■ **Request**
Reproduce the listing below without changes, except that pictures are left out.

——————————

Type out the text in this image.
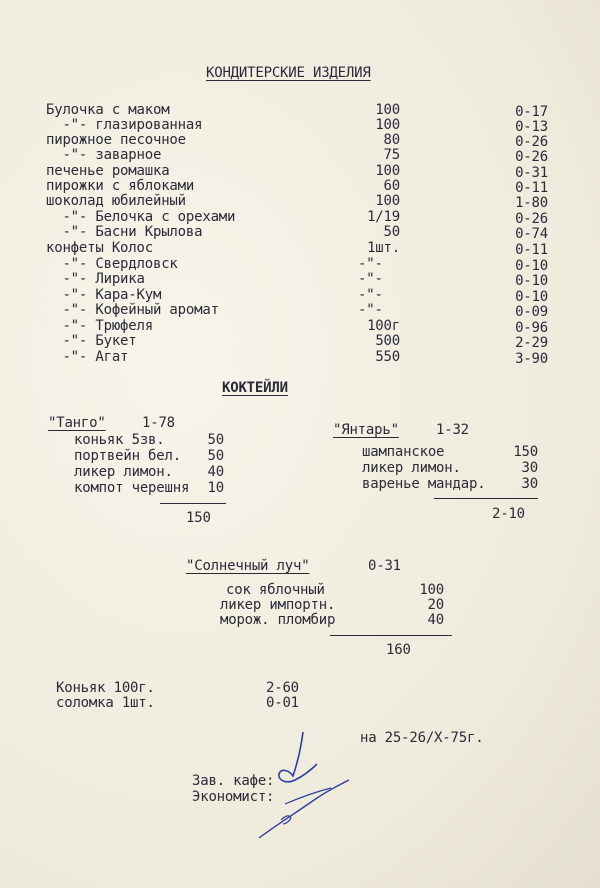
КОНДИТЕРСКИЕ ИЗДЕЛИЯ
Булочка с маком	100	0-17
-"- глазированная	100	0-13
пирожное песочное	80	0-26
-"- заварное	75	0-26
печенье ромашка	100	0-31
пирожки с яблоками	60	0-11
шоколад юбилейный	100	1-80
-"- Белочка с орехами	1/19	0-26
-"- Басни Крылова	50	0-74
конфеты Колос	1шт.	0-11
-"- Свердловск	-"-	0-10
-"- Лирика	-"-	0-10
-"- Кара-Кум	-"-	0-10
-"- Кофейный аромат	-"-	0-09
-"- Трюфеля	100г	0-96
-"- Букет	500	2-29
-"- Агат	550	3-90
КОКТЕЙЛИ
"Танго"	1-78
коньяк 5зв.	50
портвейн бел.	50
ликер лимон.	40
компот черешня	10
150
"Янтарь"	1-32
шампанское	150
ликер лимон.	30
варенье мандар.	30
2-10
"Солнечный луч"	0-31
сок яблочный	100
ликер импортн.	20
морож. пломбир	40
160
Коньяк 100г.	2-60
соломка 1шт.	0-01
на 25-26/Х-75г.
Зав. кафе:
Экономист:
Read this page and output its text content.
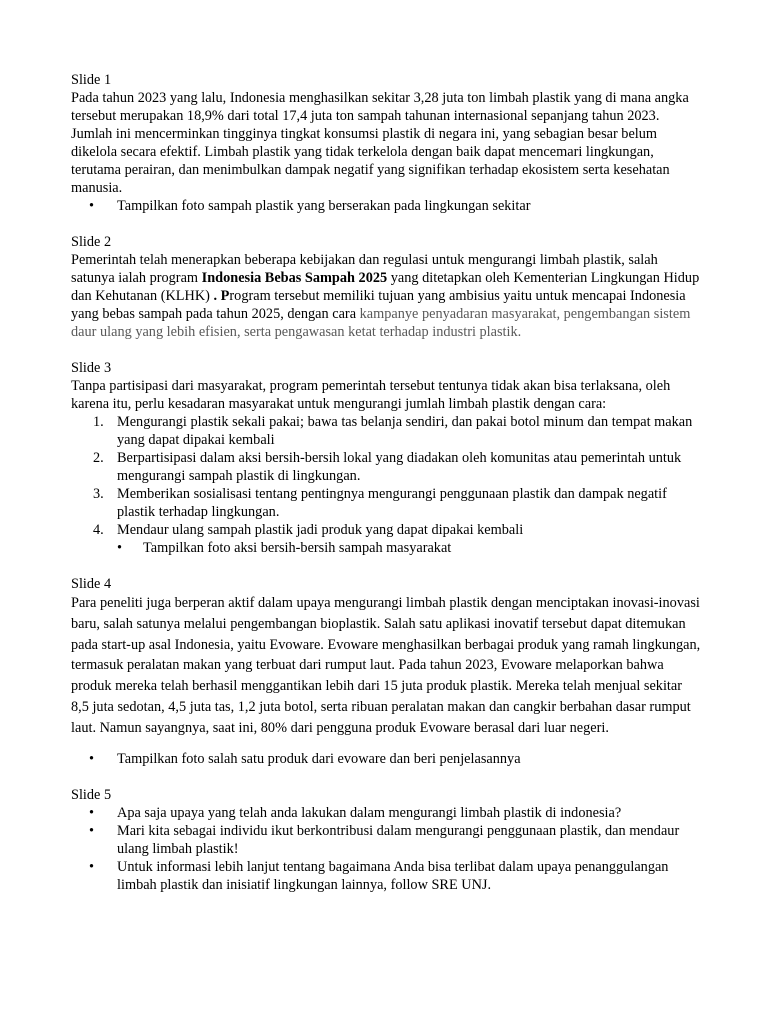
Slide 1

Pada tahun 2023 yang lalu, Indonesia menghasilkan sekitar 3,28 juta ton limbah plastik yang di mana angka tersebut merupakan 18,9% dari total 17,4 juta ton sampah tahunan internasional sepanjang tahun 2023. Jumlah ini mencerminkan tingginya tingkat konsumsi plastik di negara ini, yang sebagian besar belum dikelola secara efektif. Limbah plastik yang tidak terkelola dengan baik dapat mencemari lingkungan, terutama perairan, dan menimbulkan dampak negatif yang signifikan terhadap ekosistem serta kesehatan manusia.

• Tampilkan foto sampah plastik yang berserakan pada lingkungan sekitar

Slide 2

Pemerintah telah menerapkan beberapa kebijakan dan regulasi untuk mengurangi limbah plastik, salah satunya ialah program Indonesia Bebas Sampah 2025 yang ditetapkan oleh Kementerian Lingkungan Hidup dan Kehutanan (KLHK) . Program tersebut memiliki tujuan yang ambisius yaitu untuk mencapai Indonesia yang bebas sampah pada tahun 2025, dengan cara kampanye penyadaran masyarakat, pengembangan sistem daur ulang yang lebih efisien, serta pengawasan ketat terhadap industri plastik.

Slide 3

Tanpa partisipasi dari masyarakat, program pemerintah tersebut tentunya tidak akan bisa terlaksana, oleh karena itu, perlu kesadaran masyarakat untuk mengurangi jumlah limbah plastik dengan cara:

1. Mengurangi plastik sekali pakai; bawa tas belanja sendiri, dan pakai botol minum dan tempat makan yang dapat dipakai kembali
2. Berpartisipasi dalam aksi bersih-bersih lokal yang diadakan oleh komunitas atau pemerintah untuk mengurangi sampah plastik di lingkungan.
3. Memberikan sosialisasi tentang pentingnya mengurangi penggunaan plastik dan dampak negatif plastik terhadap lingkungan.
4. Mendaur ulang sampah plastik jadi produk yang dapat dipakai kembali
• Tampilkan foto aksi bersih-bersih sampah masyarakat

Slide 4

Para peneliti juga berperan aktif dalam upaya mengurangi limbah plastik dengan menciptakan inovasi-inovasi baru, salah satunya melalui pengembangan bioplastik. Salah satu aplikasi inovatif tersebut dapat ditemukan pada start-up asal Indonesia, yaitu Evoware. Evoware menghasilkan berbagai produk yang ramah lingkungan, termasuk peralatan makan yang terbuat dari rumput laut. Pada tahun 2023, Evoware melaporkan bahwa produk mereka telah berhasil menggantikan lebih dari 15 juta produk plastik. Mereka telah menjual sekitar 8,5 juta sedotan, 4,5 juta tas, 1,2 juta botol, serta ribuan peralatan makan dan cangkir berbahan dasar rumput laut. Namun sayangnya, saat ini, 80% dari pengguna produk Evoware berasal dari luar negeri.

• Tampilkan foto salah satu produk dari evoware dan beri penjelasannya

Slide 5

• Apa saja upaya yang telah anda lakukan dalam mengurangi limbah plastik di indonesia?
• Mari kita sebagai individu ikut berkontribusi dalam mengurangi penggunaan plastik, dan mendaur ulang limbah plastik!
• Untuk informasi lebih lanjut tentang bagaimana Anda bisa terlibat dalam upaya penanggulangan limbah plastik dan inisiatif lingkungan lainnya, follow SRE UNJ.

——————————

■ **Output**
Type out the text in this image.
КОНДИТЕРСКИЕ ИЗДЕЛИЯ
Булочка с маком	100	0-17
-"- глазированная	100	0-13
пирожное песочное	80	0-26
-"- заварное	75	0-26
печенье ромашка	100	0-31
пирожки с яблоками	60	0-11
шоколад юбилейный	100	1-80
-"- Белочка с орехами	1/19	0-26
-"- Басни Крылова	50	0-74
конфеты Колос	1шт.	0-11
-"- Свердловск	-"-	0-10
-"- Лирика	-"-	0-10
-"- Кара-Кум	-"-	0-10
-"- Кофейный аромат	-"-	0-09
-"- Трюфеля	100г	0-96
-"- Букет	500	2-29
-"- Агат	550	3-90
КОКТЕЙЛИ
"Танго"	1-78
коньяк 5зв.	50
портвейн бел.	50
ликер лимон.	40
компот черешня	10
150
"Янтарь"	1-32
шампанское	150
ликер лимон.	30
варенье мандар.	30
2-10
"Солнечный луч"	0-31
сок яблочный	100
ликер импортн.	20
морож. пломбир	40
160
Коньяк 100г.	2-60
соломка 1шт.	0-01
на 25-26/Х-75г.
Зав. кафе:
Экономист:
Read this page and output its text content.
Slide 1

Pada tahun 2023 yang lalu, Indonesia menghasilkan sekitar 3,28 juta ton limbah plastik yang di mana angka tersebut merupakan 18,9% dari total 17,4 juta ton sampah tahunan internasional sepanjang tahun 2023. Jumlah ini mencerminkan tingginya tingkat konsumsi plastik di negara ini, yang sebagian besar belum dikelola secara efektif. Limbah plastik yang tidak terkelola dengan baik dapat mencemari lingkungan, terutama perairan, dan menimbulkan dampak negatif yang signifikan terhadap ekosistem serta kesehatan manusia.

• Tampilkan foto sampah plastik yang berserakan pada lingkungan sekitar

Slide 2

Pemerintah telah menerapkan beberapa kebijakan dan regulasi untuk mengurangi limbah plastik, salah satunya ialah program Indonesia Bebas Sampah 2025 yang ditetapkan oleh Kementerian Lingkungan Hidup dan Kehutanan (KLHK) . Program tersebut memiliki tujuan yang ambisius yaitu untuk mencapai Indonesia yang bebas sampah pada tahun 2025, dengan cara kampanye penyadaran masyarakat, pengembangan sistem daur ulang yang lebih efisien, serta pengawasan ketat terhadap industri plastik.

Slide 3

Tanpa partisipasi dari masyarakat, program pemerintah tersebut tentunya tidak akan bisa terlaksana, oleh karena itu, perlu kesadaran masyarakat untuk mengurangi jumlah limbah plastik dengan cara:

1. Mengurangi plastik sekali pakai; bawa tas belanja sendiri, dan pakai botol minum dan tempat makan yang dapat dipakai kembali
2. Berpartisipasi dalam aksi bersih-bersih lokal yang diadakan oleh komunitas atau pemerintah untuk mengurangi sampah plastik di lingkungan.
3. Memberikan sosialisasi tentang pentingnya mengurangi penggunaan plastik dan dampak negatif plastik terhadap lingkungan.
4. Mendaur ulang sampah plastik jadi produk yang dapat dipakai kembali
• Tampilkan foto aksi bersih-bersih sampah masyarakat

Slide 4

Para peneliti juga berperan aktif dalam upaya mengurangi limbah plastik dengan menciptakan inovasi-inovasi baru, salah satunya melalui pengembangan bioplastik. Salah satu aplikasi inovatif tersebut dapat ditemukan pada start-up asal Indonesia, yaitu Evoware. Evoware menghasilkan berbagai produk yang ramah lingkungan, termasuk peralatan makan yang terbuat dari rumput laut. Pada tahun 2023, Evoware melaporkan bahwa produk mereka telah berhasil menggantikan lebih dari 15 juta produk plastik. Mereka telah menjual sekitar 8,5 juta sedotan, 4,5 juta tas, 1,2 juta botol, serta ribuan peralatan makan dan cangkir berbahan dasar rumput laut. Namun sayangnya, saat ini, 80% dari pengguna produk Evoware berasal dari luar negeri.

• Tampilkan foto salah satu produk dari evoware dan beri penjelasannya

Slide 5

• Apa saja upaya yang telah anda lakukan dalam mengurangi limbah plastik di indonesia?
• Mari kita sebagai individu ikut berkontribusi dalam mengurangi penggunaan plastik, dan mendaur ulang limbah plastik!
• Untuk informasi lebih lanjut tentang bagaimana Anda bisa terlibat dalam upaya penanggulangan limbah plastik dan inisiatif lingkungan lainnya, follow SRE UNJ.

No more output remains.